Examine the entries and show every line in which the word "Supervisor" is found.

PROVIDED ENTRIES ::
%%
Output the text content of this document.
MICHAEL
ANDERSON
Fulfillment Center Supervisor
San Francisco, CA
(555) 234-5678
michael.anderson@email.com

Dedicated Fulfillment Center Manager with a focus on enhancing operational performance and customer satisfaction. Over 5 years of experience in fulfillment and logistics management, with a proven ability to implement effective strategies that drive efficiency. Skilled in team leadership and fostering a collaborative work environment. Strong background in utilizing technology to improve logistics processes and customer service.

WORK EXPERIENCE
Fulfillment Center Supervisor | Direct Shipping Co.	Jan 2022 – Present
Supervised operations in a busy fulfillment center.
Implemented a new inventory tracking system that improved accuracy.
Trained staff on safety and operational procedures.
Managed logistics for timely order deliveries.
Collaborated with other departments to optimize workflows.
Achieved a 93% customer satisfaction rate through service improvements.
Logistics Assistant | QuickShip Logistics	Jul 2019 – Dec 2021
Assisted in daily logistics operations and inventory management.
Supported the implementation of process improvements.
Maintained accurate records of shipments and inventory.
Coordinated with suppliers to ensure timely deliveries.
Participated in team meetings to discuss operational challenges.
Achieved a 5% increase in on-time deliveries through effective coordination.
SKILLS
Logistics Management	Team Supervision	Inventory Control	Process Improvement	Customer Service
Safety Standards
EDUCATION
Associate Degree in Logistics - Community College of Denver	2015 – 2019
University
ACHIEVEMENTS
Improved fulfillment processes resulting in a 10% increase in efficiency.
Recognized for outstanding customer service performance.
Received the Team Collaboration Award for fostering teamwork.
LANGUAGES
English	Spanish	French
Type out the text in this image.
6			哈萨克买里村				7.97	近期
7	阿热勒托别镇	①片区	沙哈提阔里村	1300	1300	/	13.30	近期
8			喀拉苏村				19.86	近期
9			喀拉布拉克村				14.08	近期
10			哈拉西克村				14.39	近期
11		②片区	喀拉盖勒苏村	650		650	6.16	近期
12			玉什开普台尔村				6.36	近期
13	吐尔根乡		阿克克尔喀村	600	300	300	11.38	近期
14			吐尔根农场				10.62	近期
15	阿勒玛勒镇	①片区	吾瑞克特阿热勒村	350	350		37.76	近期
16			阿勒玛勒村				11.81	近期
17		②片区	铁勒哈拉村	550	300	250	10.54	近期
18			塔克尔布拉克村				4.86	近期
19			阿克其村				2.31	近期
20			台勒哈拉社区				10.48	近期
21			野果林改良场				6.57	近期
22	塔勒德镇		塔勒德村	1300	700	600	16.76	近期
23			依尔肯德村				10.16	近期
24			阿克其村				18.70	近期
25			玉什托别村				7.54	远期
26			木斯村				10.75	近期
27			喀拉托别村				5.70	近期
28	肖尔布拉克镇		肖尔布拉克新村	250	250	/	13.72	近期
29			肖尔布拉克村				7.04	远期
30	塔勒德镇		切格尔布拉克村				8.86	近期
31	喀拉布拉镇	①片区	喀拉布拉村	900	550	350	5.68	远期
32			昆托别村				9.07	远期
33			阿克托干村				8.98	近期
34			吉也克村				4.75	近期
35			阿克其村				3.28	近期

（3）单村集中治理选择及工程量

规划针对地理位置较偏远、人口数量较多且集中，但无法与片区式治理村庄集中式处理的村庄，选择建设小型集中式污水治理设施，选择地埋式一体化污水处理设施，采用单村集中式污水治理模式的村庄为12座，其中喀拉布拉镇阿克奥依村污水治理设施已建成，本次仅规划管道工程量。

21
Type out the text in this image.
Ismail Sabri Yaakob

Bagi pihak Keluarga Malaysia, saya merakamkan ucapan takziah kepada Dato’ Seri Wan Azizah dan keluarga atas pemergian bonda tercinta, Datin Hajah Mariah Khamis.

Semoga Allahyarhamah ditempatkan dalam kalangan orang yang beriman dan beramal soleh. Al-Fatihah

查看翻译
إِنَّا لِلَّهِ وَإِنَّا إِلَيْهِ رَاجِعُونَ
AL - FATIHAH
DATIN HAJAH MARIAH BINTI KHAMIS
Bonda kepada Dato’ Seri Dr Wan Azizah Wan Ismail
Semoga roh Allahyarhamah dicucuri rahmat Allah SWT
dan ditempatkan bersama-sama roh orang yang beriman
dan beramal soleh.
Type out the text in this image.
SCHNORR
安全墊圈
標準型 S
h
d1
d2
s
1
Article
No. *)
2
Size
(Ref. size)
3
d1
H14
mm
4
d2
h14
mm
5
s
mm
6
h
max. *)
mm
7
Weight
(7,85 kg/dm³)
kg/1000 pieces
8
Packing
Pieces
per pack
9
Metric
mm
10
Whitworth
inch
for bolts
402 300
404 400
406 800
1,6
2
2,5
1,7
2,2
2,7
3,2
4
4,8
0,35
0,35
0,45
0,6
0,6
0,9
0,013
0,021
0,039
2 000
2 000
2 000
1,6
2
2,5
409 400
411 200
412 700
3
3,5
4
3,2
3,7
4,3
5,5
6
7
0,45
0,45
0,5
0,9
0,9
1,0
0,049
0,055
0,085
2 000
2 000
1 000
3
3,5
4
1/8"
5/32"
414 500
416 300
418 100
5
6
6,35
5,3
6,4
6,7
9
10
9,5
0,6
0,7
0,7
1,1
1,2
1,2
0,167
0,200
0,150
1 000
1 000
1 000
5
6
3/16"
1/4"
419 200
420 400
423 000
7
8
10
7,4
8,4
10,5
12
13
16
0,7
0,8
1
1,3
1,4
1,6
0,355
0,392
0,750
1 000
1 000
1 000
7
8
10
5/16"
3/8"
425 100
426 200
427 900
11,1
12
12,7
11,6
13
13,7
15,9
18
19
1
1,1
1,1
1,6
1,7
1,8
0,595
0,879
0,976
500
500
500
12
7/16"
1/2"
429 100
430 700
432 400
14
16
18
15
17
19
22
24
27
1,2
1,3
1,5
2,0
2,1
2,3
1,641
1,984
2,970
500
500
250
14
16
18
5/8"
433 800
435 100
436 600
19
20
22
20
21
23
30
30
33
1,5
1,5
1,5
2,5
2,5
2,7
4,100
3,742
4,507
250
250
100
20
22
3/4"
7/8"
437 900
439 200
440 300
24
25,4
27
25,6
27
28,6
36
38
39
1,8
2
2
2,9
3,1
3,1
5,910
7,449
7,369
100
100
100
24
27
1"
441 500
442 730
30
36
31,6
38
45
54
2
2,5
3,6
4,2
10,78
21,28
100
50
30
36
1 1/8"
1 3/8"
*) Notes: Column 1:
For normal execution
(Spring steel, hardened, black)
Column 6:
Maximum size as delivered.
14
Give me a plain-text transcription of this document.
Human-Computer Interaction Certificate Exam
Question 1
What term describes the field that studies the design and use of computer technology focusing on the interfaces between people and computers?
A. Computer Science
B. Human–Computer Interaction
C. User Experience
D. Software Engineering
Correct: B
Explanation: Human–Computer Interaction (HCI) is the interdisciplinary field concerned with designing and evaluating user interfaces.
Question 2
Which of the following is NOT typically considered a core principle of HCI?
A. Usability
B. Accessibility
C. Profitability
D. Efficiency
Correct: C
%%
WRITTEN REPLY ::
Fulfillment Center Supervisor
Fulfillment Center Supervisor | Direct Shipping Co.	Jan 2022 – Present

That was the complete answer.